- **Records to process**
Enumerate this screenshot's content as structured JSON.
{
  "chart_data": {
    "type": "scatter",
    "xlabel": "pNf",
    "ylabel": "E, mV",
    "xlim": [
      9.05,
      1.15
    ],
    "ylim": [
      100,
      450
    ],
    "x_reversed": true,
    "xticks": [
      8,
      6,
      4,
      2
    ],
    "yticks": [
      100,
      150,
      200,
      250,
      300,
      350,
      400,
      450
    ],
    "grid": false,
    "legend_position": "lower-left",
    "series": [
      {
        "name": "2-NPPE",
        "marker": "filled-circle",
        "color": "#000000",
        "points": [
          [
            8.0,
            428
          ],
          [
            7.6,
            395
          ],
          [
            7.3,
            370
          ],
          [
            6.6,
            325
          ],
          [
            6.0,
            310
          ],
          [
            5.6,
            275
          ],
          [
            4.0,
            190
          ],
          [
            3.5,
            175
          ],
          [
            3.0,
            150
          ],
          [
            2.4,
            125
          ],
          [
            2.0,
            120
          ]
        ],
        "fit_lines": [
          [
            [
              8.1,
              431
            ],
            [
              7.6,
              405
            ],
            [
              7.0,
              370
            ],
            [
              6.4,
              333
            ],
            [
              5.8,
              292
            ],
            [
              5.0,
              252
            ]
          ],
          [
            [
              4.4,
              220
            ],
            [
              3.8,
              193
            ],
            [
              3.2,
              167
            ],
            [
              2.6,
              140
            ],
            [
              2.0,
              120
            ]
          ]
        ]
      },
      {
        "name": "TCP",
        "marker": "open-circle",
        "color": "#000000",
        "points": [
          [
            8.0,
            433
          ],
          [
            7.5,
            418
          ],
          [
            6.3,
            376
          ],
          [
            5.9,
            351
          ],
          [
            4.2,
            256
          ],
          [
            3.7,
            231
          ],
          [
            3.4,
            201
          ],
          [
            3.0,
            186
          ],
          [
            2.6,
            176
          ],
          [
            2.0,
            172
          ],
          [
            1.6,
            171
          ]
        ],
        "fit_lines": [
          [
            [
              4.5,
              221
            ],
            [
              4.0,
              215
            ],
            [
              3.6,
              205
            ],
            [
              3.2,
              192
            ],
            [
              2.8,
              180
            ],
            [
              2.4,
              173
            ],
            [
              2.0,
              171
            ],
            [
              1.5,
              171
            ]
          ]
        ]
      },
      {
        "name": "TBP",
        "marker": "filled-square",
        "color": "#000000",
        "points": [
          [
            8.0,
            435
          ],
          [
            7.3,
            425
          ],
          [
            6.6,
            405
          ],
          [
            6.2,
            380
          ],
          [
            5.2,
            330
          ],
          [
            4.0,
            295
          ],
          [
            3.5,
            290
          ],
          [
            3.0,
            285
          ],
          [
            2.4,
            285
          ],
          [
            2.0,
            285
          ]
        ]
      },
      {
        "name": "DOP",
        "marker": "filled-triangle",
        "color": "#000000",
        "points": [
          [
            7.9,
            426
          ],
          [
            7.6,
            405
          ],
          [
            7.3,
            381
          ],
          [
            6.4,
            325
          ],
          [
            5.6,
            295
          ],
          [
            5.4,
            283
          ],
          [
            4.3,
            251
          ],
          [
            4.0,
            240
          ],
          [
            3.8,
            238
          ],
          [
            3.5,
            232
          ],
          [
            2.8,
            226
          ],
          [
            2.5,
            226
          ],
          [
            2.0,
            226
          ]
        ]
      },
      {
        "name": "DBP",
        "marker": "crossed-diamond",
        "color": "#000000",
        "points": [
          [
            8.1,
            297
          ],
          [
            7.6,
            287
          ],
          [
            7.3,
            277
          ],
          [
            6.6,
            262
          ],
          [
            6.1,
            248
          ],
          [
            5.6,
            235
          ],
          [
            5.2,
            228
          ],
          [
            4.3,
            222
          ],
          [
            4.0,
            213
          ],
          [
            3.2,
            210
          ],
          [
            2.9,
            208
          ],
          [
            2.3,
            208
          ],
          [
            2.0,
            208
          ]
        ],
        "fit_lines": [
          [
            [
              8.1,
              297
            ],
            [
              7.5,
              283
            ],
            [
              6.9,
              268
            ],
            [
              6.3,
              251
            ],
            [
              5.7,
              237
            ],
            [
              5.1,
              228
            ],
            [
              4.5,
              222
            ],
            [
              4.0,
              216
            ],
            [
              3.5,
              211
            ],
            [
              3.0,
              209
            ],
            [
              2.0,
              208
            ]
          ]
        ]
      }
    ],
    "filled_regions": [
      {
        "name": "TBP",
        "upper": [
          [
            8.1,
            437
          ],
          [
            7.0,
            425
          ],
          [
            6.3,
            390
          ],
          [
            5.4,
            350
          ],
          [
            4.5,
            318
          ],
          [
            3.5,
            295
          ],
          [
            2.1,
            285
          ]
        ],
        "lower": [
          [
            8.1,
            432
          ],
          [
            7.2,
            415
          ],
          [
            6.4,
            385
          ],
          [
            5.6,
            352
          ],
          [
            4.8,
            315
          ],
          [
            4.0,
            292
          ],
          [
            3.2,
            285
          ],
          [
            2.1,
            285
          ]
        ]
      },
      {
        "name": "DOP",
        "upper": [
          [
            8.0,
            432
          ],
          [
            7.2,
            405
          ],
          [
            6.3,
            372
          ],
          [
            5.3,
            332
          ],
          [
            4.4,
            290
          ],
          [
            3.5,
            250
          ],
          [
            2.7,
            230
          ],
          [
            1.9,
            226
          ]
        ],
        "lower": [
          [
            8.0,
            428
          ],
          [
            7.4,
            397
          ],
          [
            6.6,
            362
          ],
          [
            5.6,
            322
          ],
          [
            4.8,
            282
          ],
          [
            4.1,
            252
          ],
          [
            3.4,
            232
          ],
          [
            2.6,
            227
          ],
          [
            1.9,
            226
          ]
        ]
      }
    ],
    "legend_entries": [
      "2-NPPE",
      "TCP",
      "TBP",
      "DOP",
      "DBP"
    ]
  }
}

- **Problem to solve**
Reproduce all of the records exactly.

- **Response**
Enumerate this screenshot's content as structured JSON.
{
  "chart_data": {
    "type": "scatter",
    "xlabel": "pNf",
    "ylabel": "E, mV",
    "xlim": [
      9.05,
      1.15
    ],
    "ylim": [
      100,
      450
    ],
    "x_reversed": true,
    "xticks": [
      8,
      6,
      4,
      2
    ],
    "yticks": [
      100,
      150,
      200,
      250,
      300,
      350,
      400,
      450
    ],
    "grid": false,
    "legend_position": "lower-left",
    "series": [
      {
        "name": "2-NPPE",
        "marker": "filled-circle",
        "color": "#000000",
        "points": [
          [
            8.0,
            428
          ],
          [
            7.6,
            395
          ],
          [
            7.3,
            370
          ],
          [
            6.6,
            325
          ],
          [
            6.0,
            310
          ],
          [
            5.6,
            275
          ],
          [
            4.0,
            190
          ],
          [
            3.5,
            175
          ],
          [
            3.0,
            150
          ],
          [
            2.4,
            125
          ],
          [
            2.0,
            120
          ]
        ],
        "fit_lines": [
          [
            [
              8.1,
              431
            ],
            [
              7.6,
              405
            ],
            [
              7.0,
              370
            ],
            [
              6.4,
              333
            ],
            [
              5.8,
              292
            ],
            [
              5.0,
              252
            ]
          ],
          [
            [
              4.4,
              220
            ],
            [
              3.8,
              193
            ],
            [
              3.2,
              167
            ],
            [
              2.6,
              140
            ],
            [
              2.0,
              120
            ]
          ]
        ]
      },
      {
        "name": "TCP",
        "marker": "open-circle",
        "color": "#000000",
        "points": [
          [
            8.0,
            433
          ],
          [
            7.5,
            418
          ],
          [
            6.3,
            376
          ],
          [
            5.9,
            351
          ],
          [
            4.2,
            256
          ],
          [
            3.7,
            231
          ],
          [
            3.4,
            201
          ],
          [
            3.0,
            186
          ],
          [
            2.6,
            176
          ],
          [
            2.0,
            172
          ],
          [
            1.6,
            171
          ]
        ],
        "fit_lines": [
          [
            [
              4.5,
              221
            ],
            [
              4.0,
              215
            ],
            [
              3.6,
              205
            ],
            [
              3.2,
              192
            ],
            [
              2.8,
              180
            ],
            [
              2.4,
              173
            ],
            [
              2.0,
              171
            ],
            [
              1.5,
              171
            ]
          ]
        ]
      },
      {
        "name": "TBP",
        "marker": "filled-square",
        "color": "#000000",
        "points": [
          [
            8.0,
            435
          ],
          [
            7.3,
            425
          ],
          [
            6.6,
            405
          ],
          [
            6.2,
            380
          ],
          [
            5.2,
            330
          ],
          [
            4.0,
            295
          ],
          [
            3.5,
            290
          ],
          [
            3.0,
            285
          ],
          [
            2.4,
            285
          ],
          [
            2.0,
            285
          ]
        ]
      },
      {
        "name": "DOP",
        "marker": "filled-triangle",
        "color": "#000000",
        "points": [
          [
            7.9,
            426
          ],
          [
            7.6,
            405
          ],
          [
            7.3,
            381
          ],
          [
            6.4,
            325
          ],
          [
            5.6,
            295
          ],
          [
            5.4,
            283
          ],
          [
            4.3,
            251
          ],
          [
            4.0,
            240
          ],
          [
            3.8,
            238
          ],
          [
            3.5,
            232
          ],
          [
            2.8,
            226
          ],
          [
            2.5,
            226
          ],
          [
            2.0,
            226
          ]
        ]
      },
      {
        "name": "DBP",
        "marker": "crossed-diamond",
        "color": "#000000",
        "points": [
          [
            8.1,
            297
          ],
          [
            7.6,
            287
          ],
          [
            7.3,
            277
          ],
          [
            6.6,
            262
          ],
          [
            6.1,
            248
          ],
          [
            5.6,
            235
          ],
          [
            5.2,
            228
          ],
          [
            4.3,
            222
          ],
          [
            4.0,
            213
          ],
          [
            3.2,
            210
          ],
          [
            2.9,
            208
          ],
          [
            2.3,
            208
          ],
          [
            2.0,
            208
          ]
        ],
        "fit_lines": [
          [
            [
              8.1,
              297
            ],
            [
              7.5,
              283
            ],
            [
              6.9,
              268
            ],
            [
              6.3,
              251
            ],
            [
              5.7,
              237
            ],
            [
              5.1,
              228
            ],
            [
              4.5,
              222
            ],
            [
              4.0,
              216
            ],
            [
              3.5,
              211
            ],
            [
              3.0,
              209
            ],
            [
              2.0,
              208
            ]
          ]
        ]
      }
    ],
    "filled_regions": [
      {
        "name": "TBP",
        "upper": [
          [
            8.1,
            437
          ],
          [
            7.0,
            425
          ],
          [
            6.3,
            390
          ],
          [
            5.4,
            350
          ],
          [
            4.5,
            318
          ],
          [
            3.5,
            295
          ],
          [
            2.1,
            285
          ]
        ],
        "lower": [
          [
            8.1,
            432
          ],
          [
            7.2,
            415
          ],
          [
            6.4,
            385
          ],
          [
            5.6,
            352
          ],
          [
            4.8,
            315
          ],
          [
            4.0,
            292
          ],
          [
            3.2,
            285
          ],
          [
            2.1,
            285
          ]
        ]
      },
      {
        "name": "DOP",
        "upper": [
          [
            8.0,
            432
          ],
          [
            7.2,
            405
          ],
          [
            6.3,
            372
          ],
          [
            5.3,
            332
          ],
          [
            4.4,
            290
          ],
          [
            3.5,
            250
          ],
          [
            2.7,
            230
          ],
          [
            1.9,
            226
          ]
        ],
        "lower": [
          [
            8.0,
            428
          ],
          [
            7.4,
            397
          ],
          [
            6.6,
            362
          ],
          [
            5.6,
            322
          ],
          [
            4.8,
            282
          ],
          [
            4.1,
            252
          ],
          [
            3.4,
            232
          ],
          [
            2.6,
            227
          ],
          [
            1.9,
            226
          ]
        ]
      }
    ],
    "legend_entries": [
      "2-NPPE",
      "TCP",
      "TBP",
      "DOP",
      "DBP"
    ]
  }
}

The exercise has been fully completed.